INPUT FOR THIS TASK.
::::::::::

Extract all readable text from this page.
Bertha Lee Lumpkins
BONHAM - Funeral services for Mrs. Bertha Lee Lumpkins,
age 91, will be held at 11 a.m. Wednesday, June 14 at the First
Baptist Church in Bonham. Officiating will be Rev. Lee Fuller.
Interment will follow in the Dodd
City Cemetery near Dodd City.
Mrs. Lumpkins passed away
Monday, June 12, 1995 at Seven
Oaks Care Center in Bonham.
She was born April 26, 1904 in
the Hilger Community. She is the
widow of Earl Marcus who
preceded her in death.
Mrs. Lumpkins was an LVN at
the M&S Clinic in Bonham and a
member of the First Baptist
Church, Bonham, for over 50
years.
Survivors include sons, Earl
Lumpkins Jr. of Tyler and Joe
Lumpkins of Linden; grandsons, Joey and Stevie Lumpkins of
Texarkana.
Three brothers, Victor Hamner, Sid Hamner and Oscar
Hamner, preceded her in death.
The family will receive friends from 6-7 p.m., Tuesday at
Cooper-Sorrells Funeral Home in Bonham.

::::::::::

GIVEN PROBLEM.
Retype the material in full, character for character.

OUTPUT BELOW.
Extract all readable text from this page.
Bertha Lee Lumpkins
BONHAM - Funeral services for Mrs. Bertha Lee Lumpkins,
age 91, will be held at 11 a.m. Wednesday, June 14 at the First
Baptist Church in Bonham. Officiating will be Rev. Lee Fuller.
Interment will follow in the Dodd
City Cemetery near Dodd City.
Mrs. Lumpkins passed away
Monday, June 12, 1995 at Seven
Oaks Care Center in Bonham.
She was born April 26, 1904 in
the Hilger Community. She is the
widow of Earl Marcus who
preceded her in death.
Mrs. Lumpkins was an LVN at
the M&S Clinic in Bonham and a
member of the First Baptist
Church, Bonham, for over 50
years.
Survivors include sons, Earl
Lumpkins Jr. of Tyler and Joe
Lumpkins of Linden; grandsons, Joey and Stevie Lumpkins of
Texarkana.
Three brothers, Victor Hamner, Sid Hamner and Oscar
Hamner, preceded her in death.
The family will receive friends from 6-7 p.m., Tuesday at
Cooper-Sorrells Funeral Home in Bonham.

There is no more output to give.